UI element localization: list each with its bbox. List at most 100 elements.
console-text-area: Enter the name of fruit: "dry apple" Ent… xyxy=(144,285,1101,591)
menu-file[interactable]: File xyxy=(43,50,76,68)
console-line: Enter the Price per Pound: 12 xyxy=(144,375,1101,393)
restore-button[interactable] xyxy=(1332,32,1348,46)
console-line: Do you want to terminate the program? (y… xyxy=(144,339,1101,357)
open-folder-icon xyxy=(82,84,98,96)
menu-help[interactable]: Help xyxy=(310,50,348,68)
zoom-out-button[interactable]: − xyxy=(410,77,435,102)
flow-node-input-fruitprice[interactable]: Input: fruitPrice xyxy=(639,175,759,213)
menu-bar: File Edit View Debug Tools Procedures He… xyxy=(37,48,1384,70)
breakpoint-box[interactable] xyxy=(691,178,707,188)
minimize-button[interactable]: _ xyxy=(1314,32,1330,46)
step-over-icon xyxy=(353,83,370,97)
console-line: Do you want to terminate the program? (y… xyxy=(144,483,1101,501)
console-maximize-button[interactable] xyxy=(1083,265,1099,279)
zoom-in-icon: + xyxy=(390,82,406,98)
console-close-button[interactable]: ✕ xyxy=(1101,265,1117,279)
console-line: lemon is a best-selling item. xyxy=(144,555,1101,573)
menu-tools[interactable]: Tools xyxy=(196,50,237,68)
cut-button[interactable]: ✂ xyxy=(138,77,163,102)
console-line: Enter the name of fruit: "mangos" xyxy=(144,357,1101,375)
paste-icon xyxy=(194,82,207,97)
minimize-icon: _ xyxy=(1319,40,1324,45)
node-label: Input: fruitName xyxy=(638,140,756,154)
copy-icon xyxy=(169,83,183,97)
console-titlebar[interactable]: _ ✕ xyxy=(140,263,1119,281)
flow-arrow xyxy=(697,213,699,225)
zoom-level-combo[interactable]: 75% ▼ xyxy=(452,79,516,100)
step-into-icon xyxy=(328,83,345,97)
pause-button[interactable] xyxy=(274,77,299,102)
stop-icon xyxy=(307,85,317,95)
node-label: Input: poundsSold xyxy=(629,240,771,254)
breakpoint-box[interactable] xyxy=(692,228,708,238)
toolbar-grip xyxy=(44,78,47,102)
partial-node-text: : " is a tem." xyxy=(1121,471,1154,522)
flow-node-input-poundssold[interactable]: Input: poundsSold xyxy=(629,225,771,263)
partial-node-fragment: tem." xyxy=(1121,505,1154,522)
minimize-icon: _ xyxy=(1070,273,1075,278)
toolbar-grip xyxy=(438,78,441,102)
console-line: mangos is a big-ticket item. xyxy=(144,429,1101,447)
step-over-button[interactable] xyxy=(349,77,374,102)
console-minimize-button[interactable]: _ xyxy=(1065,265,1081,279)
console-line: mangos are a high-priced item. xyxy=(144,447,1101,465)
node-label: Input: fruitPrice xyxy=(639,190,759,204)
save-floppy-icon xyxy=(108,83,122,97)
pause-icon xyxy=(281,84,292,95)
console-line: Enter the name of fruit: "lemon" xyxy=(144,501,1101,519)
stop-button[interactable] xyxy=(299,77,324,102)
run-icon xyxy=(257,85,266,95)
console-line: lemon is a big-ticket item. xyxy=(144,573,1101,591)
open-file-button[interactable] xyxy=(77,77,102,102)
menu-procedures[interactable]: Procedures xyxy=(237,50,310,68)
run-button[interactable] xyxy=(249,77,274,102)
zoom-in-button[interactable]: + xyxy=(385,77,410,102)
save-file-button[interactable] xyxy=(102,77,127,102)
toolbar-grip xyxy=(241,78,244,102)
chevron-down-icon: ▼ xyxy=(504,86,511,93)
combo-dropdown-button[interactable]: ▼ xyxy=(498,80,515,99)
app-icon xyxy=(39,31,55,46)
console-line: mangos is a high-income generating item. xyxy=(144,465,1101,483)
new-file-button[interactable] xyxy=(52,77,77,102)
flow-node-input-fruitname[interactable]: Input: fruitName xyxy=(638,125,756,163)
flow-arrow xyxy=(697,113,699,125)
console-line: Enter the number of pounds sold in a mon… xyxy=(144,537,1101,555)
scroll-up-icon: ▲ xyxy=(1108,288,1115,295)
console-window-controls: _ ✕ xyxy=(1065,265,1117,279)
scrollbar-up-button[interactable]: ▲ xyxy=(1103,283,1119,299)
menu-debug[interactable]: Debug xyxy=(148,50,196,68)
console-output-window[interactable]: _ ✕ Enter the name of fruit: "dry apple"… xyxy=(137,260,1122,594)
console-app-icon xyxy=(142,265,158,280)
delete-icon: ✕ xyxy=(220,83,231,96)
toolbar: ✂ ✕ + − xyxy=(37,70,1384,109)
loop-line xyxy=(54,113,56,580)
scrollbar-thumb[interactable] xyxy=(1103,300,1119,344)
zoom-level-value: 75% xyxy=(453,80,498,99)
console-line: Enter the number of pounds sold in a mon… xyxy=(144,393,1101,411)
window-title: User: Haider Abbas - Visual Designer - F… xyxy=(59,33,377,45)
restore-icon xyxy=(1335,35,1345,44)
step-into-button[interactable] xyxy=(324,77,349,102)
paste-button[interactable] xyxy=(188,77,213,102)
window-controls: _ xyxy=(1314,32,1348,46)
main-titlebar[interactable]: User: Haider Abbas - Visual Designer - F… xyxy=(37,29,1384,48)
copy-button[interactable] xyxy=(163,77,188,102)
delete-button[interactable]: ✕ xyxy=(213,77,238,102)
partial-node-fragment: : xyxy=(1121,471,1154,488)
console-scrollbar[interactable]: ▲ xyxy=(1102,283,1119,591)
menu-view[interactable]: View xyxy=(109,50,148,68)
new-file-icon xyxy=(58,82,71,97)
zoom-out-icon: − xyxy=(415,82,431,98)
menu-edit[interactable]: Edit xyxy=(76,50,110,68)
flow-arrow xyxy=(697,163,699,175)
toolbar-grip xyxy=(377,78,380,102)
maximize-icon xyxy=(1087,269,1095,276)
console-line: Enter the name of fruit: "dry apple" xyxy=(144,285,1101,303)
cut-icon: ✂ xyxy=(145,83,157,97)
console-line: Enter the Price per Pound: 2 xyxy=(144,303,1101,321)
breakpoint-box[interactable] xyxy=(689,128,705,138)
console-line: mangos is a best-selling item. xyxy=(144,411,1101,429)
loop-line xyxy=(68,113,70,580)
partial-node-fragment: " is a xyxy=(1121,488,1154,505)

• PROBLEM TO WORK ON: Can you recast every line of the material above as a numbered list, omitting any blank lines?

• OUTPUT OF THE TASK:
1. UI element localization: list each with its bbox. List at most 100 elements.
2. console-text-area: Enter the name of fruit: "dry apple" Ent… xyxy=(144,285,1101,591)
3. menu-file[interactable]: File xyxy=(43,50,76,68)
4. console-line: Enter the Price per Pound: 12 xyxy=(144,375,1101,393)
5. restore-button[interactable] xyxy=(1332,32,1348,46)
6. console-line: Do you want to terminate the program? (y… xyxy=(144,339,1101,357)
7. open-folder-icon xyxy=(82,84,98,96)
8. menu-help[interactable]: Help xyxy=(310,50,348,68)
9. zoom-out-button[interactable]: − xyxy=(410,77,435,102)
10. flow-node-input-fruitprice[interactable]: Input: fruitPrice xyxy=(639,175,759,213)
11. menu-bar: File Edit View Debug Tools Procedures He… xyxy=(37,48,1384,70)
12. breakpoint-box[interactable] xyxy=(691,178,707,188)
13. minimize-button[interactable]: _ xyxy=(1314,32,1330,46)
14. step-over-icon xyxy=(353,83,370,97)
15. console-line: Do you want to terminate the program? (y… xyxy=(144,483,1101,501)
16. console-maximize-button[interactable] xyxy=(1083,265,1099,279)
17. zoom-in-icon: + xyxy=(390,82,406,98)
18. console-close-button[interactable]: ✕ xyxy=(1101,265,1117,279)
19. console-line: lemon is a best-selling item. xyxy=(144,555,1101,573)
20. menu-tools[interactable]: Tools xyxy=(196,50,237,68)
21. cut-button[interactable]: ✂ xyxy=(138,77,163,102)
22. console-line: Enter the name of fruit: "mangos" xyxy=(144,357,1101,375)
23. paste-icon xyxy=(194,82,207,97)
24. minimize-icon: _ xyxy=(1319,40,1324,45)
25. node-label: Input: fruitName xyxy=(638,140,756,154)
26. copy-icon xyxy=(169,83,183,97)
27. console-titlebar[interactable]: _ ✕ xyxy=(140,263,1119,281)
28. flow-arrow xyxy=(697,213,699,225)
29. zoom-level-combo[interactable]: 75% ▼ xyxy=(452,79,516,100)
30. step-into-icon xyxy=(328,83,345,97)
31. pause-button[interactable] xyxy=(274,77,299,102)
32. stop-icon xyxy=(307,85,317,95)
33. node-label: Input: poundsSold xyxy=(629,240,771,254)
34. breakpoint-box[interactable] xyxy=(692,228,708,238)
35. toolbar-grip xyxy=(44,78,47,102)
36. partial-node-text: : " is a tem." xyxy=(1121,471,1154,522)
37. flow-node-input-poundssold[interactable]: Input: poundsSold xyxy=(629,225,771,263)
38. partial-node-fragment: tem." xyxy=(1121,505,1154,522)
39. minimize-icon: _ xyxy=(1070,273,1075,278)
40. toolbar-grip xyxy=(438,78,441,102)
41. console-line: mangos is a big-ticket item. xyxy=(144,429,1101,447)
42. step-over-button[interactable] xyxy=(349,77,374,102)
43. console-minimize-button[interactable]: _ xyxy=(1065,265,1081,279)
44. console-line: mangos are a high-priced item. xyxy=(144,447,1101,465)
45. node-label: Input: fruitPrice xyxy=(639,190,759,204)
46. save-floppy-icon xyxy=(108,83,122,97)
47. pause-icon xyxy=(281,84,292,95)
48. console-line: Enter the name of fruit: "lemon" xyxy=(144,501,1101,519)
49. stop-button[interactable] xyxy=(299,77,324,102)
50. run-icon xyxy=(257,85,266,95)
51. console-line: lemon is a big-ticket item. xyxy=(144,573,1101,591)
52. open-file-button[interactable] xyxy=(77,77,102,102)
53. menu-procedures[interactable]: Procedures xyxy=(237,50,310,68)
54. run-button[interactable] xyxy=(249,77,274,102)
55. zoom-in-button[interactable]: + xyxy=(385,77,410,102)
56. save-file-button[interactable] xyxy=(102,77,127,102)
57. toolbar-grip xyxy=(241,78,244,102)
58. chevron-down-icon: ▼ xyxy=(504,86,511,93)
59. combo-dropdown-button[interactable]: ▼ xyxy=(498,80,515,99)
60. app-icon xyxy=(39,31,55,46)
61. console-line: mangos is a high-income generating item. xyxy=(144,465,1101,483)
62. new-file-button[interactable] xyxy=(52,77,77,102)
63. flow-node-input-fruitname[interactable]: Input: fruitName xyxy=(638,125,756,163)
64. flow-arrow xyxy=(697,113,699,125)
65. console-line: Enter the number of pounds sold in a mon… xyxy=(144,537,1101,555)
66. scroll-up-icon: ▲ xyxy=(1108,288,1115,295)
67. console-window-controls: _ ✕ xyxy=(1065,265,1117,279)
68. scrollbar-up-button[interactable]: ▲ xyxy=(1103,283,1119,299)
69. menu-debug[interactable]: Debug xyxy=(148,50,196,68)
70. console-output-window[interactable]: _ ✕ Enter the name of fruit: "dry apple"… xyxy=(137,260,1122,594)
71. console-app-icon xyxy=(142,265,158,280)
72. delete-icon: ✕ xyxy=(220,83,231,96)
73. toolbar: ✂ ✕ + − xyxy=(37,70,1384,109)
74. loop-line xyxy=(54,113,56,580)
75. scrollbar-thumb[interactable] xyxy=(1103,300,1119,344)
76. zoom-level-value: 75% xyxy=(453,80,498,99)
77. console-line: Enter the number of pounds sold in a mon… xyxy=(144,393,1101,411)
78. window-title: User: Haider Abbas - Visual Designer - F… xyxy=(59,33,377,45)
79. restore-icon xyxy=(1335,35,1345,44)
80. step-into-button[interactable] xyxy=(324,77,349,102)
81. paste-button[interactable] xyxy=(188,77,213,102)
82. window-controls: _ xyxy=(1314,32,1348,46)
83. main-titlebar[interactable]: User: Haider Abbas - Visual Designer - F… xyxy=(37,29,1384,48)
84. copy-button[interactable] xyxy=(163,77,188,102)
85. delete-button[interactable]: ✕ xyxy=(213,77,238,102)
86. partial-node-fragment: : xyxy=(1121,471,1154,488)
87. console-scrollbar[interactable]: ▲ xyxy=(1102,283,1119,591)
88. menu-view[interactable]: View xyxy=(109,50,148,68)
89. new-file-icon xyxy=(58,82,71,97)
90. zoom-out-icon: − xyxy=(415,82,431,98)
91. menu-edit[interactable]: Edit xyxy=(76,50,110,68)
92. flow-arrow xyxy=(697,163,699,175)
93. toolbar-grip xyxy=(377,78,380,102)
94. maximize-icon xyxy=(1087,269,1095,276)
95. console-line: Enter the name of fruit: "dry apple" xyxy=(144,285,1101,303)
96. cut-icon: ✂ xyxy=(145,83,157,97)
97. console-line: Enter the Price per Pound: 2 xyxy=(144,303,1101,321)
98. breakpoint-box[interactable] xyxy=(689,128,705,138)
99. console-line: mangos is a best-selling item. xyxy=(144,411,1101,429)
100. loop-line xyxy=(68,113,70,580)
101. partial-node-fragment: " is a xyxy=(1121,488,1154,505)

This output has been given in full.